Veuillez indiquer si chacune des affirmations ci-dessous concorde avec l'extrait sur les poursuites disciplinaires engagées contre M. C..., en répondant par oui ou par non et en citant entre guillemets les mots décisifs du texte.
1. Par sa décision du 8 juillet 2020, le CNESER a relaxé M. C...
2. L'université demande que soit mise à la charge de M. C... la somme de 5 000 euros.
3. La section disciplinaire du conseil académique de l'université a statué dans le délai imparti.

• **EXTRAIT DU TEXTE**:

* * * *

Lecture du mardi 21 décembre 2021
REPUBLIQUE FRANCAISE

AU NOM DU PEUPLE FRANCAIS



Vu les procédures suivantes :

La présidente de l'université Paris VIII Vincennes Saint-Denis a engagé contre M. D... C... des poursuites disciplinaires devant la section disciplinaire du conseil académique de cet établissement puis, en l'absence de décision de cette section disciplinaire dans le délai imparti, devant le Conseil national de l'enseignement supérieur et de la recherche (CNESER) statuant en matière disciplinaire, sur le fondement de l'article R. 232-31 du code de l'éducation. Par une décision du 8 juillet 2020, le CNESER, statuant en matière disciplinaire, a prononcé la relaxe de M. C....

1° Sous le n° 444621, par un pourvoi sommaire, un mémoire complémentaire et un mémoire en réplique, enregistrés les 17 septembre et 16 décembre 2020 et le 19 août 2021 au secrétariat du contentieux du Conseil d'Etat, l'université Paris VIII Vincennes Saint-Denis demande au Conseil d'Etat :

1°) d'annuler cette décision ;

2°) réglant l'affaire au fond, de faire droit à ses conclusions présentées devant le CNESER, statuant en matière disciplinaire ;

3°) de mettre à la charge de M. C... la somme de 3 000 euros au titre de l'article L. 761-1 du code de justice administrative.

* * * *

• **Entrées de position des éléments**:
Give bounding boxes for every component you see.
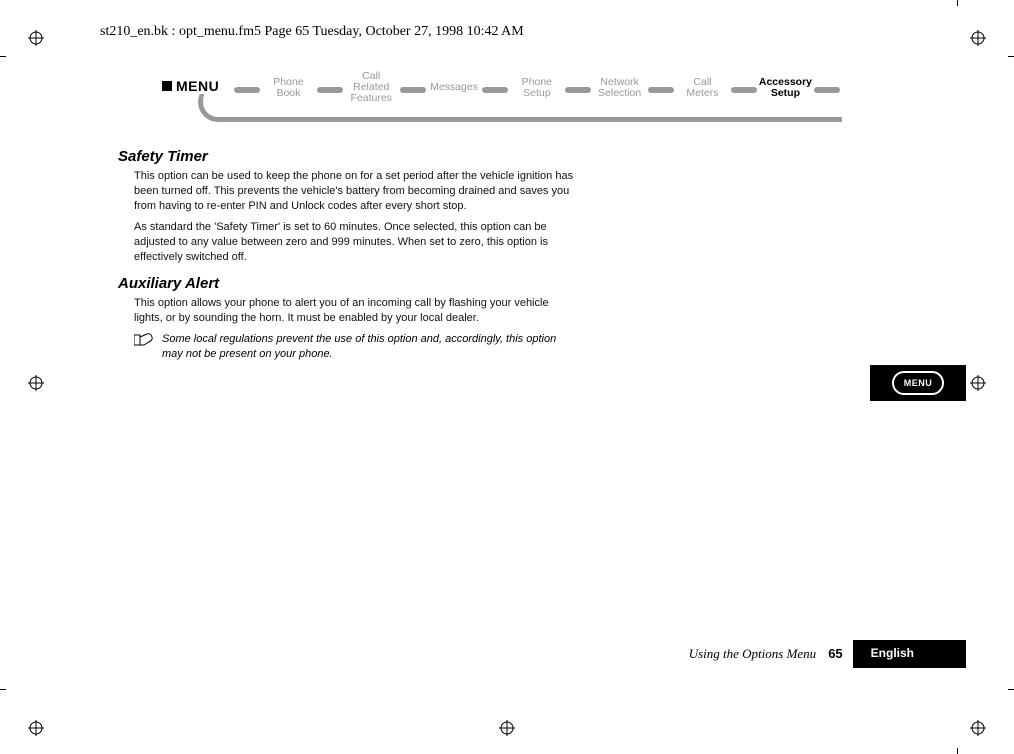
registration-mark-icon	[28, 720, 44, 736]
page-footer: Using the Options Menu 65 English	[681, 640, 966, 668]
paragraph: As standard the 'Safety Timer' is set to…	[134, 220, 578, 265]
ribbon-connector	[482, 87, 508, 93]
heading-auxiliary-alert: Auxiliary Alert	[118, 275, 578, 292]
ribbon-connector	[648, 87, 674, 93]
menu-item-call-meters: Call Meters	[676, 77, 729, 99]
ribbon-connector	[814, 87, 840, 93]
print-hairline	[0, 689, 6, 690]
menu-item-line2: Meters	[676, 88, 729, 99]
menu-item-line1: Phone	[262, 77, 315, 88]
document-header: st210_en.bk : opt_menu.fm5 Page 65 Tuesd…	[100, 24, 524, 40]
ribbon-connector	[234, 87, 260, 93]
footer-page-number: 65	[824, 640, 852, 668]
print-hairline	[957, 0, 958, 6]
side-tab-label: MENU	[892, 371, 944, 395]
menu-label: MENU	[162, 78, 225, 94]
ribbon-connector	[400, 87, 426, 93]
paragraph: This option can be used to keep the phon…	[134, 169, 578, 214]
side-tab-menu: MENU	[870, 365, 966, 401]
menu-items: Phone Book Call Related Features Message…	[232, 71, 842, 104]
note-text: Some local regulations prevent the use o…	[162, 332, 578, 362]
paragraph: This option allows your phone to alert y…	[134, 296, 578, 326]
menu-item-network-selection: Network Selection	[593, 77, 646, 99]
menu-item-line2: Selection	[593, 88, 646, 99]
print-hairline	[957, 748, 958, 754]
note: Some local regulations prevent the use o…	[134, 332, 578, 362]
ribbon-connector	[565, 87, 591, 93]
menu-item-line1: Network	[593, 77, 646, 88]
menu-item-line1: Phone	[510, 77, 563, 88]
registration-mark-icon	[970, 375, 986, 391]
heading-safety-timer: Safety Timer	[118, 148, 578, 165]
menu-item-accessory-setup: Accessory Setup	[759, 77, 812, 99]
menu-label-text: MENU	[176, 78, 219, 94]
registration-mark-icon	[499, 720, 515, 736]
registration-mark-icon	[28, 30, 44, 46]
menu-item-phone-setup: Phone Setup	[510, 77, 563, 99]
menu-item-line1: Accessory	[759, 77, 812, 88]
page-area: MENU Phone Book Call Related Features Me…	[84, 60, 966, 694]
menu-item-line1: Messages	[428, 82, 481, 93]
menu-item-messages: Messages	[428, 82, 481, 93]
menu-square-icon	[162, 81, 172, 91]
menu-item-line2: Setup	[759, 88, 812, 99]
menu-item-line2: Features	[345, 93, 398, 104]
ribbon-connector	[731, 87, 757, 93]
body-content: Safety Timer This option can be used to …	[118, 148, 578, 362]
footer-language: English	[853, 640, 966, 668]
registration-mark-icon	[970, 720, 986, 736]
menu-item-phone-book: Phone Book	[262, 77, 315, 99]
print-hairline	[1008, 56, 1014, 57]
ribbon-connector	[317, 87, 343, 93]
menu-item-line2: Book	[262, 88, 315, 99]
menu-item-line1: Call	[676, 77, 729, 88]
print-hairline	[1008, 689, 1014, 690]
menu-navigation-ribbon: MENU Phone Book Call Related Features Me…	[162, 78, 842, 126]
menu-item-call-related-features: Call Related Features	[345, 71, 398, 104]
menu-item-line1: Call Related	[345, 71, 398, 93]
registration-mark-icon	[28, 375, 44, 391]
note-hand-icon	[134, 332, 156, 362]
menu-item-line2: Setup	[510, 88, 563, 99]
print-hairline	[0, 56, 6, 57]
footer-chapter: Using the Options Menu	[681, 640, 824, 668]
registration-mark-icon	[970, 30, 986, 46]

* * * *

• **SOLUTION RÉDIGÉE**:
1. Oui : « a prononcé la relaxe »
2. Non : « la somme de 3 000 euros »
3. Non : « en l'absence de décision de cette section disciplinaire dans le délai imparti »